Begin RECORDS FOR THE TASK

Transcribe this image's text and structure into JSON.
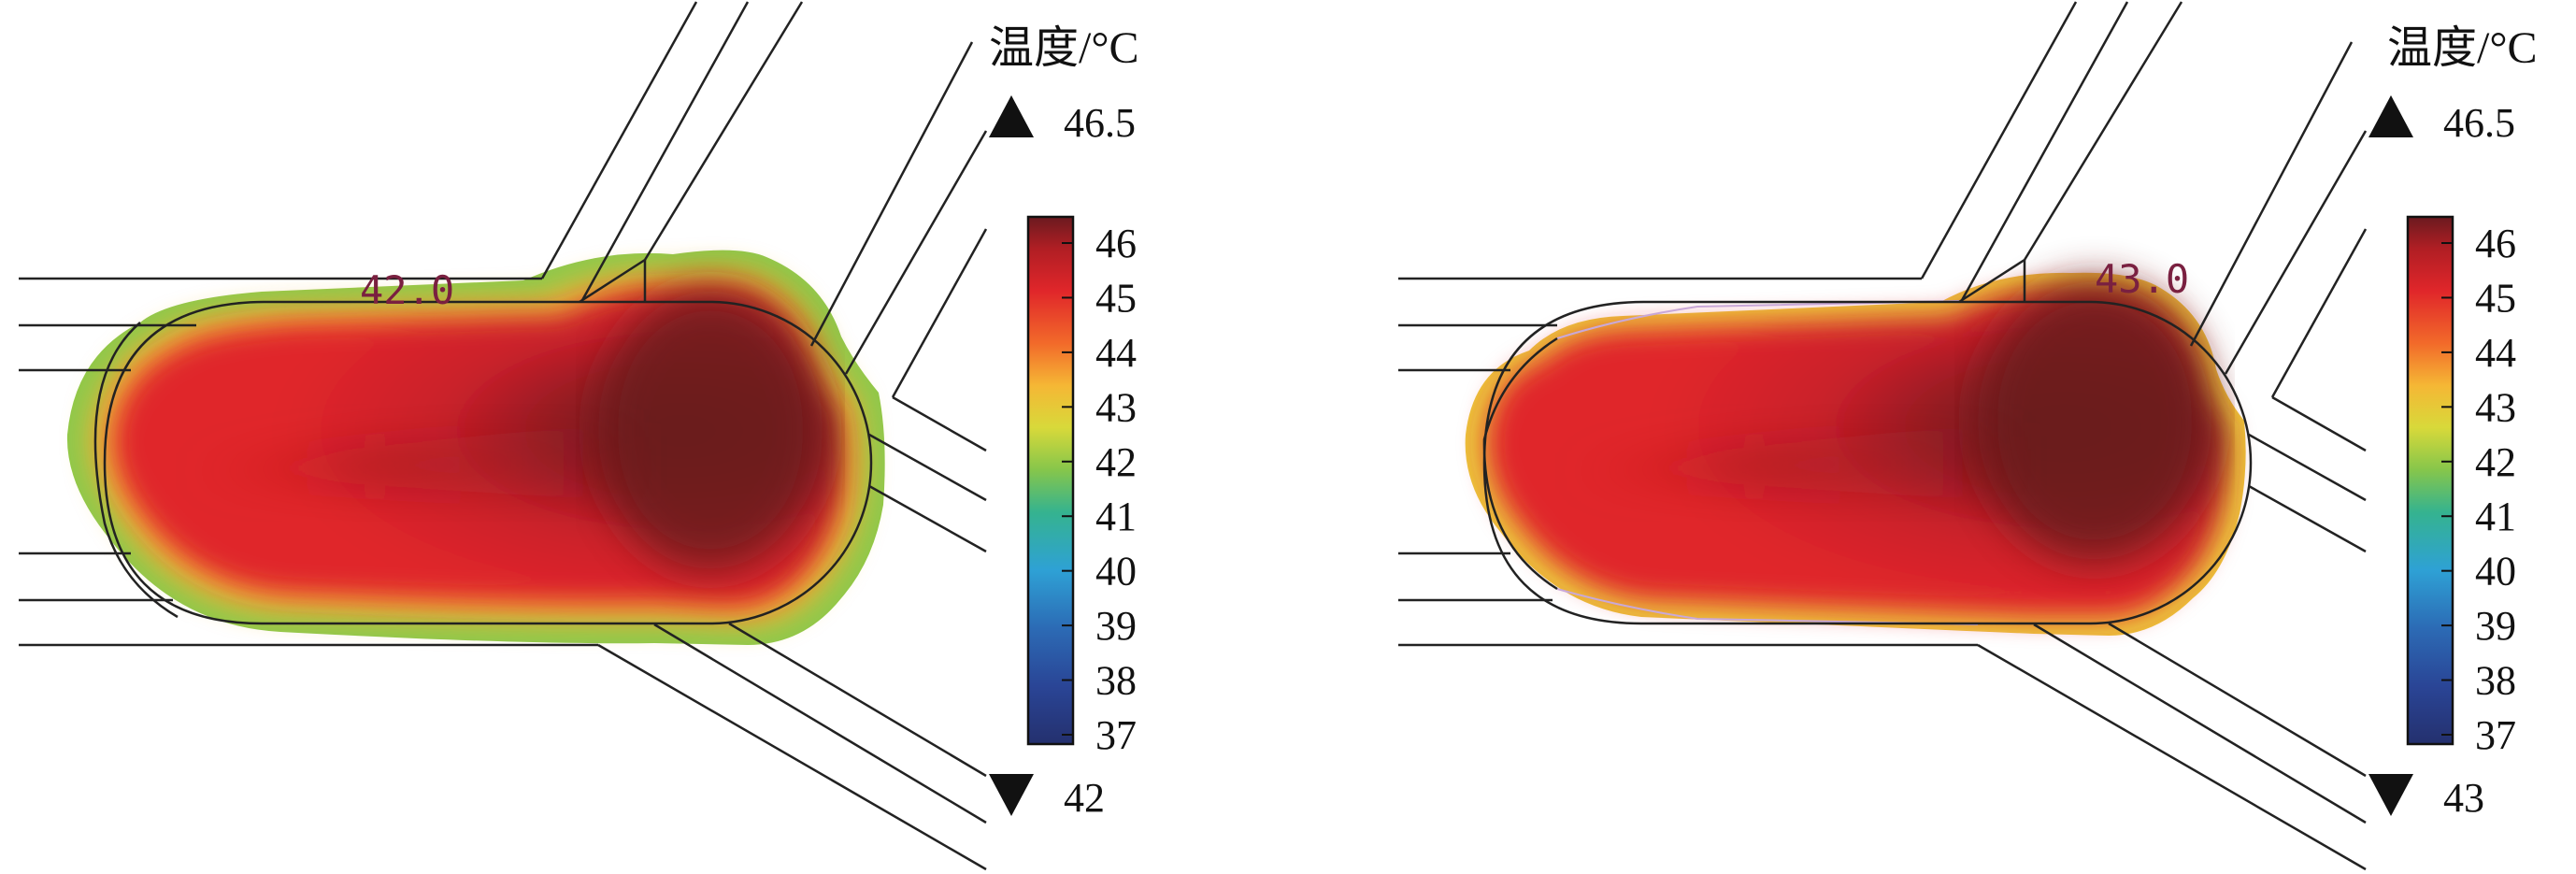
{
  "panels": [
    {
      "id": "left",
      "unit_label": "温度/°C",
      "max_marker": "46.5",
      "min_marker": "42",
      "isotherm_label": "42.0",
      "ticks": [
        "46",
        "45",
        "44",
        "43",
        "42",
        "41",
        "40",
        "39",
        "38",
        "37"
      ]
    },
    {
      "id": "right",
      "unit_label": "温度/°C",
      "max_marker": "46.5",
      "min_marker": "43",
      "isotherm_label": "43.0",
      "ticks": [
        "46",
        "45",
        "44",
        "43",
        "42",
        "41",
        "40",
        "39",
        "38",
        "37"
      ]
    }
  ],
  "colors": {
    "scale": [
      "#6b1a1f",
      "#b01e24",
      "#e0262a",
      "#f26a2a",
      "#f5b735",
      "#d8d93a",
      "#86c64b",
      "#35b38f",
      "#2ea1d5",
      "#2c6bb5",
      "#2a4596",
      "#24306e"
    ],
    "background": "#ffffff",
    "outline": "#222222"
  }
}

End RECORDS FOR THE TASK

Transcribe every record above exactly as written, leaving out any pictures.

> _REPLY TO THE EXERCISE_:
Transcribe this image's text and structure into JSON.
{
  "panels": [
    {
      "id": "left",
      "unit_label": "温度/°C",
      "max_marker": "46.5",
      "min_marker": "42",
      "isotherm_label": "42.0",
      "ticks": [
        "46",
        "45",
        "44",
        "43",
        "42",
        "41",
        "40",
        "39",
        "38",
        "37"
      ]
    },
    {
      "id": "right",
      "unit_label": "温度/°C",
      "max_marker": "46.5",
      "min_marker": "43",
      "isotherm_label": "43.0",
      "ticks": [
        "46",
        "45",
        "44",
        "43",
        "42",
        "41",
        "40",
        "39",
        "38",
        "37"
      ]
    }
  ],
  "colors": {
    "scale": [
      "#6b1a1f",
      "#b01e24",
      "#e0262a",
      "#f26a2a",
      "#f5b735",
      "#d8d93a",
      "#86c64b",
      "#35b38f",
      "#2ea1d5",
      "#2c6bb5",
      "#2a4596",
      "#24306e"
    ],
    "background": "#ffffff",
    "outline": "#222222"
  }
}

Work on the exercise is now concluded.